WHAT THE TASK REQUIRES
Identify the lines bearing the string "name" and gather them.

(Figure dataset records)
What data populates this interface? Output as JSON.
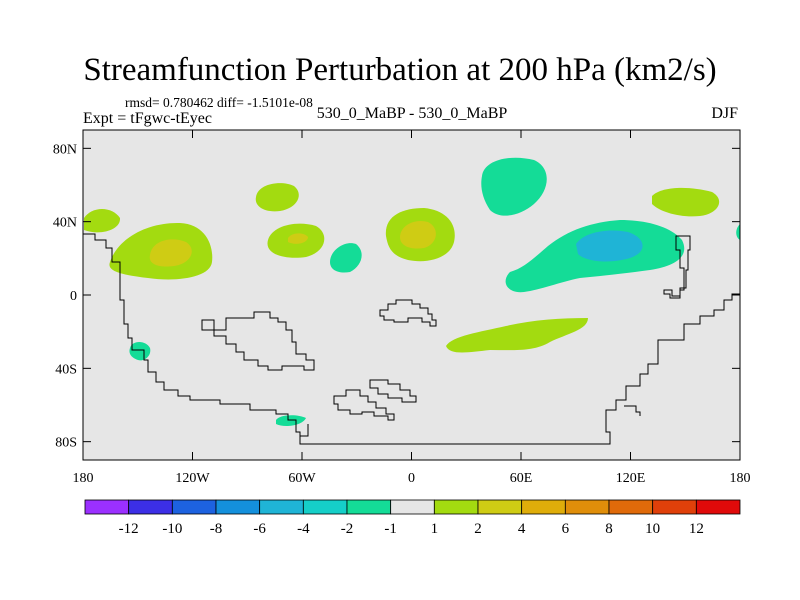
{
  "chart_data": {
    "type": "contour-map",
    "title": "Streamfunction Perturbation at 200 hPa (km2/s)",
    "stats_line": "rmsd= 0.780462  diff= -1.5101e-08",
    "left_label": "Expt = tFgwc-tEyec",
    "center_label": "530_0_MaBP - 530_0_MaBP",
    "right_label": "DJF",
    "xlim": [
      -180,
      180
    ],
    "ylim": [
      -90,
      90
    ],
    "x_ticks": [
      {
        "value": -180,
        "label": "180"
      },
      {
        "value": -120,
        "label": "120W"
      },
      {
        "value": -60,
        "label": "60W"
      },
      {
        "value": 0,
        "label": "0"
      },
      {
        "value": 60,
        "label": "60E"
      },
      {
        "value": 120,
        "label": "120E"
      },
      {
        "value": 180,
        "label": "180"
      }
    ],
    "y_ticks": [
      {
        "value": 80,
        "label": "80N"
      },
      {
        "value": 40,
        "label": "40N"
      },
      {
        "value": 0,
        "label": "0"
      },
      {
        "value": -40,
        "label": "40S"
      },
      {
        "value": -80,
        "label": "80S"
      }
    ],
    "colorbar": {
      "colors": [
        "#9b30ff",
        "#3c2fe6",
        "#1d62e0",
        "#1490dc",
        "#1fb4d6",
        "#15cfc8",
        "#14dc97",
        "#e6e6e6",
        "#a3db10",
        "#cfcc14",
        "#dfad0a",
        "#e08e0a",
        "#e06a0a",
        "#e0400a",
        "#e00a0a"
      ],
      "labels": [
        "-12",
        "-10",
        "-8",
        "-6",
        "-4",
        "-2",
        "-1",
        "1",
        "2",
        "4",
        "6",
        "8",
        "10",
        "12"
      ]
    },
    "anomalies": [
      {
        "name": "north-pacific-positive",
        "lon": -150,
        "lat": 20,
        "value": 4
      },
      {
        "name": "nw-america-positive",
        "lon": -168,
        "lat": 37,
        "value": 2
      },
      {
        "name": "east-pacific-positive",
        "lon": -68,
        "lat": 55,
        "value": 2
      },
      {
        "name": "north-america-positive",
        "lon": -60,
        "lat": 30,
        "value": 4
      },
      {
        "name": "atlantic-negative",
        "lon": -35,
        "lat": 20,
        "value": -1
      },
      {
        "name": "europe-positive",
        "lon": 5,
        "lat": 35,
        "value": 4
      },
      {
        "name": "arctic-russia-negative",
        "lon": 55,
        "lat": 57,
        "value": -1
      },
      {
        "name": "asia-negative",
        "lon": 115,
        "lat": 28,
        "value": -4
      },
      {
        "name": "north-pacific-east-positive",
        "lon": 145,
        "lat": 50,
        "value": 2
      },
      {
        "name": "indian-ocean-positive",
        "lon": 50,
        "lat": -22,
        "value": 2
      },
      {
        "name": "south-pacific-negative",
        "lon": -150,
        "lat": -30,
        "value": -1
      },
      {
        "name": "southern-ocean-negative",
        "lon": -62,
        "lat": -70,
        "value": -1
      }
    ]
  }
}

WRITTEN RESPONSE
        "name": "north-pacific-positive",
        "name": "nw-america-positive",
        "name": "east-pacific-positive",
        "name": "north-america-positive",
        "name": "atlantic-negative",
        "name": "europe-positive",
        "name": "arctic-russia-negative",
        "name": "asia-negative",
        "name": "north-pacific-east-positive",
        "name": "indian-ocean-positive",
        "name": "south-pacific-negative",
        "name": "southern-ocean-negative",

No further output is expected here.